## Begin Records provided
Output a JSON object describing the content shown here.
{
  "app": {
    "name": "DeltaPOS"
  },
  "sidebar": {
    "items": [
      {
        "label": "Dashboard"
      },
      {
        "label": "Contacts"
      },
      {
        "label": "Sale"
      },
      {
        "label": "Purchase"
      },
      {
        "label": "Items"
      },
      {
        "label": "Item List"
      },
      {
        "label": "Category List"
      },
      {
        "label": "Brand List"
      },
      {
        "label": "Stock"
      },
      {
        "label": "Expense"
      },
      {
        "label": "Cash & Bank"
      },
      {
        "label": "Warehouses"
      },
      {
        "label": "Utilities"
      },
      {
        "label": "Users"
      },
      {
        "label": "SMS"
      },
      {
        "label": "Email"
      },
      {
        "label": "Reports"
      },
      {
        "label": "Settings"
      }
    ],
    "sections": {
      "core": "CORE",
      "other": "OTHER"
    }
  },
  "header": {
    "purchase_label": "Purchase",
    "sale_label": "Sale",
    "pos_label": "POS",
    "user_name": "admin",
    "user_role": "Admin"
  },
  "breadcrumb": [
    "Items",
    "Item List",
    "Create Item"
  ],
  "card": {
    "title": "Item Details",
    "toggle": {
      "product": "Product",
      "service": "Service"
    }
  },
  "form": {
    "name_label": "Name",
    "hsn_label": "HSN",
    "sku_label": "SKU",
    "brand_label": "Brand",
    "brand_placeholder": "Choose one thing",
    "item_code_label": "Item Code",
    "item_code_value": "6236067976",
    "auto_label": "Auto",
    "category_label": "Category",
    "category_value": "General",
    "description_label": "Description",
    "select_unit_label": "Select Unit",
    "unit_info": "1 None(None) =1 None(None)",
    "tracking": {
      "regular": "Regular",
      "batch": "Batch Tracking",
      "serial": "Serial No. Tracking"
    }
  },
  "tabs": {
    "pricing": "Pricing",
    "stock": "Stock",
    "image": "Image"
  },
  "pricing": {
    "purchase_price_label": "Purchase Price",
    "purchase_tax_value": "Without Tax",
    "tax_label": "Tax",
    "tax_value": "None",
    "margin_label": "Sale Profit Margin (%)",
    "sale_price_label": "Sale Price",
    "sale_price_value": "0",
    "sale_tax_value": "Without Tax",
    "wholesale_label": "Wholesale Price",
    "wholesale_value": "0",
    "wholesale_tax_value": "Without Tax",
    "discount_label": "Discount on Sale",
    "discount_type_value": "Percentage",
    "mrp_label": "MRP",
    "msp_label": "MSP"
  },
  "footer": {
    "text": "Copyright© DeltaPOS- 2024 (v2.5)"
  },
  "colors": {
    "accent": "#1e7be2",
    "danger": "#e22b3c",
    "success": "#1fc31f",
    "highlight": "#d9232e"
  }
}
## End Records provided
Your task is to reproduce all of the records exactly.

◆ Full solution
Output a JSON object describing the content shown here.
{
  "app": {
    "name": "DeltaPOS"
  },
  "sidebar": {
    "items": [
      {
        "label": "Dashboard"
      },
      {
        "label": "Contacts"
      },
      {
        "label": "Sale"
      },
      {
        "label": "Purchase"
      },
      {
        "label": "Items"
      },
      {
        "label": "Item List"
      },
      {
        "label": "Category List"
      },
      {
        "label": "Brand List"
      },
      {
        "label": "Stock"
      },
      {
        "label": "Expense"
      },
      {
        "label": "Cash & Bank"
      },
      {
        "label": "Warehouses"
      },
      {
        "label": "Utilities"
      },
      {
        "label": "Users"
      },
      {
        "label": "SMS"
      },
      {
        "label": "Email"
      },
      {
        "label": "Reports"
      },
      {
        "label": "Settings"
      }
    ],
    "sections": {
      "core": "CORE",
      "other": "OTHER"
    }
  },
  "header": {
    "purchase_label": "Purchase",
    "sale_label": "Sale",
    "pos_label": "POS",
    "user_name": "admin",
    "user_role": "Admin"
  },
  "breadcrumb": [
    "Items",
    "Item List",
    "Create Item"
  ],
  "card": {
    "title": "Item Details",
    "toggle": {
      "product": "Product",
      "service": "Service"
    }
  },
  "form": {
    "name_label": "Name",
    "hsn_label": "HSN",
    "sku_label": "SKU",
    "brand_label": "Brand",
    "brand_placeholder": "Choose one thing",
    "item_code_label": "Item Code",
    "item_code_value": "6236067976",
    "auto_label": "Auto",
    "category_label": "Category",
    "category_value": "General",
    "description_label": "Description",
    "select_unit_label": "Select Unit",
    "unit_info": "1 None(None) =1 None(None)",
    "tracking": {
      "regular": "Regular",
      "batch": "Batch Tracking",
      "serial": "Serial No. Tracking"
    }
  },
  "tabs": {
    "pricing": "Pricing",
    "stock": "Stock",
    "image": "Image"
  },
  "pricing": {
    "purchase_price_label": "Purchase Price",
    "purchase_tax_value": "Without Tax",
    "tax_label": "Tax",
    "tax_value": "None",
    "margin_label": "Sale Profit Margin (%)",
    "sale_price_label": "Sale Price",
    "sale_price_value": "0",
    "sale_tax_value": "Without Tax",
    "wholesale_label": "Wholesale Price",
    "wholesale_value": "0",
    "wholesale_tax_value": "Without Tax",
    "discount_label": "Discount on Sale",
    "discount_type_value": "Percentage",
    "mrp_label": "MRP",
    "msp_label": "MSP"
  },
  "footer": {
    "text": "Copyright© DeltaPOS- 2024 (v2.5)"
  },
  "colors": {
    "accent": "#1e7be2",
    "danger": "#e22b3c",
    "success": "#1fc31f",
    "highlight": "#d9232e"
  }
}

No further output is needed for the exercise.